--- begin PROVIDED INFORMATION ---

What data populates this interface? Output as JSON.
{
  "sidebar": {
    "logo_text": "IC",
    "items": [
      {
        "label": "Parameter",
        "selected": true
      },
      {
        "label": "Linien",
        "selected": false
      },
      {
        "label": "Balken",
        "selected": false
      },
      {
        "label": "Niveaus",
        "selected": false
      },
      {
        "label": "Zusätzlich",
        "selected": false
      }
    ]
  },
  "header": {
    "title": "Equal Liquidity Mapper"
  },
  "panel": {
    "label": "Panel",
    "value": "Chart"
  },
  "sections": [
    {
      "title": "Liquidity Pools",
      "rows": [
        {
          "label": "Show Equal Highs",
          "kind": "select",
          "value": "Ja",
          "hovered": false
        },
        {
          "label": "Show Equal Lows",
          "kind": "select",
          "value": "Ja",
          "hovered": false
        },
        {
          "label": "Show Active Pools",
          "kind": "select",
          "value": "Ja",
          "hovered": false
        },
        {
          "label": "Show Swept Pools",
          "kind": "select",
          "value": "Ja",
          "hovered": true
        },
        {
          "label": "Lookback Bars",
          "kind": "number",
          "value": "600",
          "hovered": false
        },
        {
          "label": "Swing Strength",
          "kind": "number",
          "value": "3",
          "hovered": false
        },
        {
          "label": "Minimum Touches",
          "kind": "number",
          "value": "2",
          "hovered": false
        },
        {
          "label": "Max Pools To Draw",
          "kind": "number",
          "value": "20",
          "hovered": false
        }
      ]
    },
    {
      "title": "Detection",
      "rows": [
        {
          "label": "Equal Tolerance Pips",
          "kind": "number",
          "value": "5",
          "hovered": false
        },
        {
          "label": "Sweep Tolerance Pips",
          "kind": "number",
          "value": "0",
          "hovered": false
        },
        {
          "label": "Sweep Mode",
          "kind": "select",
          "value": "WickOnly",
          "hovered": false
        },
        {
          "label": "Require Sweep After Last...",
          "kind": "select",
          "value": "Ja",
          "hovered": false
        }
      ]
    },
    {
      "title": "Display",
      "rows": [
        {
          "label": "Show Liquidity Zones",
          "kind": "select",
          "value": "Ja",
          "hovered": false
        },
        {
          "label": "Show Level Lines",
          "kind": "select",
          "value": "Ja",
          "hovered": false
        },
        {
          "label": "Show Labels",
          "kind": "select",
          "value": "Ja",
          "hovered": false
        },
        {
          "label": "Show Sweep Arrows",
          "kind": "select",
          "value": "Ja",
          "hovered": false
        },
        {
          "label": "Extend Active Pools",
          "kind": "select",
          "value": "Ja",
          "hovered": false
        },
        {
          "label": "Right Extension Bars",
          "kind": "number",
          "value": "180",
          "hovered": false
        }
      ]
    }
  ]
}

--- end PROVIDED INFORMATION ---
--- begin PROVIDED INFORMATION ---

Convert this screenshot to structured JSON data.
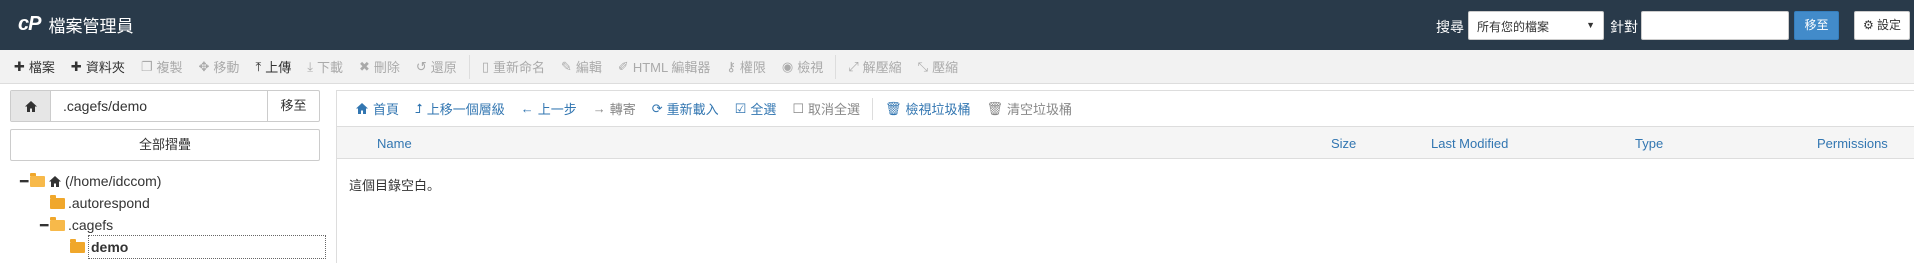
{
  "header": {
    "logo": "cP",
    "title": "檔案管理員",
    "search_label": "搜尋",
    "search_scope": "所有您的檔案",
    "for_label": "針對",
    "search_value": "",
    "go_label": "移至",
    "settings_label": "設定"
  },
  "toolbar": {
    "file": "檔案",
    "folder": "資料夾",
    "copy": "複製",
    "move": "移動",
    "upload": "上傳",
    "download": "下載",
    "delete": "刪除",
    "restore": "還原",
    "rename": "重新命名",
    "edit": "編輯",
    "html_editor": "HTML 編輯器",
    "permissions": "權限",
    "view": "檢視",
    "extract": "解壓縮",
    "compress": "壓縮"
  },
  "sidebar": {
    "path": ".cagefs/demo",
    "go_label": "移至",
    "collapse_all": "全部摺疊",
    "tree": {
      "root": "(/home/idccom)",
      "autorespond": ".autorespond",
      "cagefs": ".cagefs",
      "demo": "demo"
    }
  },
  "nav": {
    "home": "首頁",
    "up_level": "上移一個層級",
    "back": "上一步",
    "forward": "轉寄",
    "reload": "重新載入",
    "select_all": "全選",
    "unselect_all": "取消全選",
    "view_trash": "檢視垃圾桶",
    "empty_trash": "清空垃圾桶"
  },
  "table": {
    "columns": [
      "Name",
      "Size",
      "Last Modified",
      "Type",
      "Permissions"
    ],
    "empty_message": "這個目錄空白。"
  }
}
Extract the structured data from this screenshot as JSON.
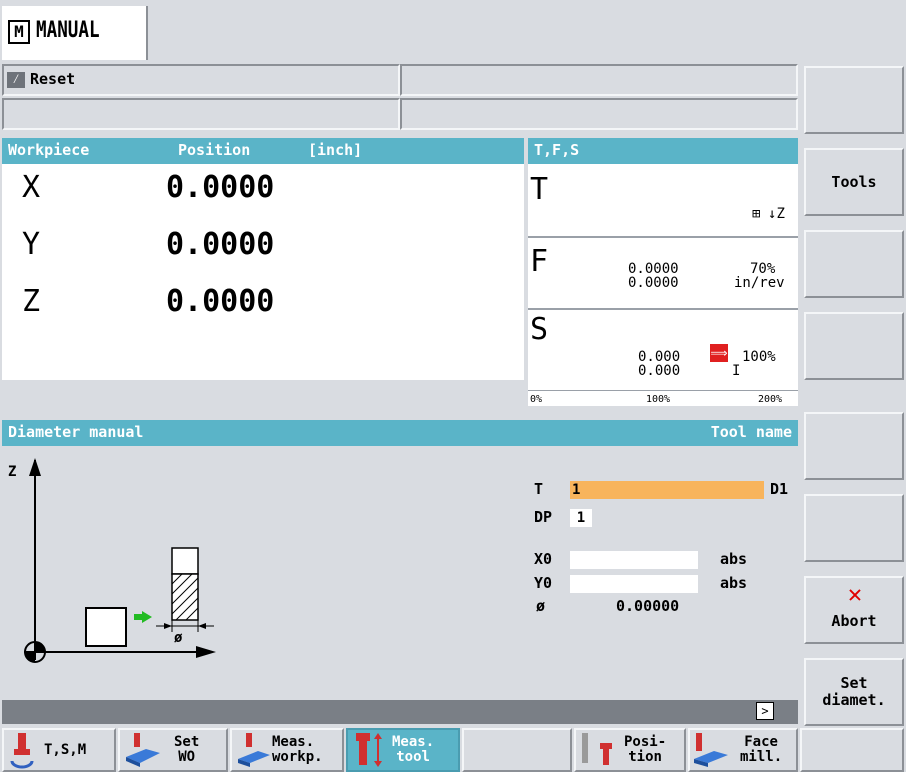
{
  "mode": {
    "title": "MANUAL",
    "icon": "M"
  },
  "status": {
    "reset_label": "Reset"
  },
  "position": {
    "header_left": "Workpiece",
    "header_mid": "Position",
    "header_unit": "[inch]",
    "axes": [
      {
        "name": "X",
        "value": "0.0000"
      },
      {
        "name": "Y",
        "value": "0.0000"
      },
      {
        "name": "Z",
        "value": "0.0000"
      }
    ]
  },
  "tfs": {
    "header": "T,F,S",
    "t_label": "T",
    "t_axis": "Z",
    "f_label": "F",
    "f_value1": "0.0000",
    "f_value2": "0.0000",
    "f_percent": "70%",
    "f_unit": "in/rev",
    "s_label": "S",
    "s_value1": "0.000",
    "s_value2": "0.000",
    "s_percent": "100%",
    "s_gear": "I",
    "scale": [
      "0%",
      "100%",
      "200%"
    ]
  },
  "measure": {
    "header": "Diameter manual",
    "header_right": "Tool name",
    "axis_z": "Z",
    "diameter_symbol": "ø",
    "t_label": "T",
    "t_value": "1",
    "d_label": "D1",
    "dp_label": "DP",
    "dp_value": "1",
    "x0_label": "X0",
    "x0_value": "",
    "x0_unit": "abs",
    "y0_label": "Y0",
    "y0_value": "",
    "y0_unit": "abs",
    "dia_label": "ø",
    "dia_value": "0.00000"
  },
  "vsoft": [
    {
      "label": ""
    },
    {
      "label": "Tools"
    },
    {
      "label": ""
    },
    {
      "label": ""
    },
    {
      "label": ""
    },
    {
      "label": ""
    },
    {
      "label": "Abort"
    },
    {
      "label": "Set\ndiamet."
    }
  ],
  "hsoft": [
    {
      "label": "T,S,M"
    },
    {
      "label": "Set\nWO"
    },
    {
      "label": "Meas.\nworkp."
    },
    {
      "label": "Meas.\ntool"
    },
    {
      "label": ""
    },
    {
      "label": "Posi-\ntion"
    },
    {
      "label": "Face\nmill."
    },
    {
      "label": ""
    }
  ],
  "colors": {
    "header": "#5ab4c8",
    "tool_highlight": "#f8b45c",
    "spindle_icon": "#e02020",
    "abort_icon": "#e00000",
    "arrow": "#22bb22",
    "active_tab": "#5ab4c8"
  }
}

--- end PROVIDED INFORMATION ---

# [WRITTEN PROBLEM]
Locate the lines above that hold the word "title". Show every one of them.

# [RESPONSE BELOW]
    "title": "Equal Liquidity Mapper"
      "title": "Liquidity Pools",
      "title": "Detection",
      "title": "Display",
    "title": "檔案管理員",
    "title": "MANUAL",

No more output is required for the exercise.